> **WHAT TO DO**:
Reproduce every line of the material below word for word.

[RECORDS SHOWN start]

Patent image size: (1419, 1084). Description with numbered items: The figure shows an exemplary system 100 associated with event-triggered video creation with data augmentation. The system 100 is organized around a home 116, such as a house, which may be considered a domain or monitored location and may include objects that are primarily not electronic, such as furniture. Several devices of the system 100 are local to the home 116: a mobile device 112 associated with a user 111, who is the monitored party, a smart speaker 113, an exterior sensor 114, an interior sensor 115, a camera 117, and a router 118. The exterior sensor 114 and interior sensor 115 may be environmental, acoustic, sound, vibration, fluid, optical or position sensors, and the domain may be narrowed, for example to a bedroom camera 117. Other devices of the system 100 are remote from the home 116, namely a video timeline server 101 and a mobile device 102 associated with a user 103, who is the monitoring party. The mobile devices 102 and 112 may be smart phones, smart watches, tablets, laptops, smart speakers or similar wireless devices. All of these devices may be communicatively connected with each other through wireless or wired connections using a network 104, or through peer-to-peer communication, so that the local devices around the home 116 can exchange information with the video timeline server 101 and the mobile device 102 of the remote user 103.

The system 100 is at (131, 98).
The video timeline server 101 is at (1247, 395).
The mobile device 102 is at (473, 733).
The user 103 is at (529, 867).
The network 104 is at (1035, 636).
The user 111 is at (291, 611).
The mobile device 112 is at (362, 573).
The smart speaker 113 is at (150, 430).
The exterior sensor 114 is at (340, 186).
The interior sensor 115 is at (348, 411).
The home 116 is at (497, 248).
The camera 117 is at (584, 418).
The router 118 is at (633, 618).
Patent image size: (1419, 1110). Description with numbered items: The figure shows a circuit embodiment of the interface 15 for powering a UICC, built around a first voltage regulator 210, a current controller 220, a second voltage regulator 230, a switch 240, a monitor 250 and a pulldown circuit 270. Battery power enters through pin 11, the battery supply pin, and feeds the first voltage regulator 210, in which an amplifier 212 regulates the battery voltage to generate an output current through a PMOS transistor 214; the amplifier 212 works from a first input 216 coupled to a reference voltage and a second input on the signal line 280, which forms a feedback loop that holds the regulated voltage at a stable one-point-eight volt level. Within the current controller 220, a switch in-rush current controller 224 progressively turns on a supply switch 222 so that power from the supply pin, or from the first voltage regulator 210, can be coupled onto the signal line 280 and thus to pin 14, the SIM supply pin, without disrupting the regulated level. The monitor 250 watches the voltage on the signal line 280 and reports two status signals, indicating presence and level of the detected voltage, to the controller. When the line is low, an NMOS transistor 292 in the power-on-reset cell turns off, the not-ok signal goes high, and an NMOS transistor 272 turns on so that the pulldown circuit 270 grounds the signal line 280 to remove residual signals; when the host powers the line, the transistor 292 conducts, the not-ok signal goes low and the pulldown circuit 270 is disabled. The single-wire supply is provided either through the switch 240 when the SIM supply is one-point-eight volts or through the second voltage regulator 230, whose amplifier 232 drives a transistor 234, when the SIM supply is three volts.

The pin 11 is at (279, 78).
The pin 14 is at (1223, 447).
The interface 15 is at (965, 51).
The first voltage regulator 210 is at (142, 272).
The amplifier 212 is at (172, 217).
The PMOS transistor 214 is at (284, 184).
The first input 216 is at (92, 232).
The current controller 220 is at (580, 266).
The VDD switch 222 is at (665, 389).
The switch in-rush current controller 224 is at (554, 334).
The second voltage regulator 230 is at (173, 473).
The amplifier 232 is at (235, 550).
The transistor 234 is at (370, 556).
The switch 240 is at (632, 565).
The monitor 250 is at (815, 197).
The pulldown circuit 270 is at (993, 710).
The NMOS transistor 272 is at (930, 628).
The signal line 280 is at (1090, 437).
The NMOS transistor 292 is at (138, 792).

[RECORDS SHOWN end]

> **TASK RESULT**:
Patent image size: (1419, 1084). Description with numbered items: The figure shows an exemplary system 100 associated with event-triggered video creation with data augmentation. The system 100 is organized around a home 116, such as a house, which may be considered a domain or monitored location and may include objects that are primarily not electronic, such as furniture. Several devices of the system 100 are local to the home 116: a mobile device 112 associated with a user 111, who is the monitored party, a smart speaker 113, an exterior sensor 114, an interior sensor 115, a camera 117, and a router 118. The exterior sensor 114 and interior sensor 115 may be environmental, acoustic, sound, vibration, fluid, optical or position sensors, and the domain may be narrowed, for example to a bedroom camera 117. Other devices of the system 100 are remote from the home 116, namely a video timeline server 101 and a mobile device 102 associated with a user 103, who is the monitoring party. The mobile devices 102 and 112 may be smart phones, smart watches, tablets, laptops, smart speakers or similar wireless devices. All of these devices may be communicatively connected with each other through wireless or wired connections using a network 104, or through peer-to-peer communication, so that the local devices around the home 116 can exchange information with the video timeline server 101 and the mobile device 102 of the remote user 103.

The system 100 is at (131, 98).
The video timeline server 101 is at (1247, 395).
The mobile device 102 is at (473, 733).
The user 103 is at (529, 867).
The network 104 is at (1035, 636).
The user 111 is at (291, 611).
The mobile device 112 is at (362, 573).
The smart speaker 113 is at (150, 430).
The exterior sensor 114 is at (340, 186).
The interior sensor 115 is at (348, 411).
The home 116 is at (497, 248).
The camera 117 is at (584, 418).
The router 118 is at (633, 618).
Patent image size: (1419, 1110). Description with numbered items: The figure shows a circuit embodiment of the interface 15 for powering a UICC, built around a first voltage regulator 210, a current controller 220, a second voltage regulator 230, a switch 240, a monitor 250 and a pulldown circuit 270. Battery power enters through pin 11, the battery supply pin, and feeds the first voltage regulator 210, in which an amplifier 212 regulates the battery voltage to generate an output current through a PMOS transistor 214; the amplifier 212 works from a first input 216 coupled to a reference voltage and a second input on the signal line 280, which forms a feedback loop that holds the regulated voltage at a stable one-point-eight volt level. Within the current controller 220, a switch in-rush current controller 224 progressively turns on a supply switch 222 so that power from the supply pin, or from the first voltage regulator 210, can be coupled onto the signal line 280 and thus to pin 14, the SIM supply pin, without disrupting the regulated level. The monitor 250 watches the voltage on the signal line 280 and reports two status signals, indicating presence and level of the detected voltage, to the controller. When the line is low, an NMOS transistor 292 in the power-on-reset cell turns off, the not-ok signal goes high, and an NMOS transistor 272 turns on so that the pulldown circuit 270 grounds the signal line 280 to remove residual signals; when the host powers the line, the transistor 292 conducts, the not-ok signal goes low and the pulldown circuit 270 is disabled. The single-wire supply is provided either through the switch 240 when the SIM supply is one-point-eight volts or through the second voltage regulator 230, whose amplifier 232 drives a transistor 234, when the SIM supply is three volts.

The pin 11 is at (279, 78).
The pin 14 is at (1223, 447).
The interface 15 is at (965, 51).
The first voltage regulator 210 is at (142, 272).
The amplifier 212 is at (172, 217).
The PMOS transistor 214 is at (284, 184).
The first input 216 is at (92, 232).
The current controller 220 is at (580, 266).
The VDD switch 222 is at (665, 389).
The switch in-rush current controller 224 is at (554, 334).
The second voltage regulator 230 is at (173, 473).
The amplifier 232 is at (235, 550).
The transistor 234 is at (370, 556).
The switch 240 is at (632, 565).
The monitor 250 is at (815, 197).
The pulldown circuit 270 is at (993, 710).
The NMOS transistor 272 is at (930, 628).
The signal line 280 is at (1090, 437).
The NMOS transistor 292 is at (138, 792).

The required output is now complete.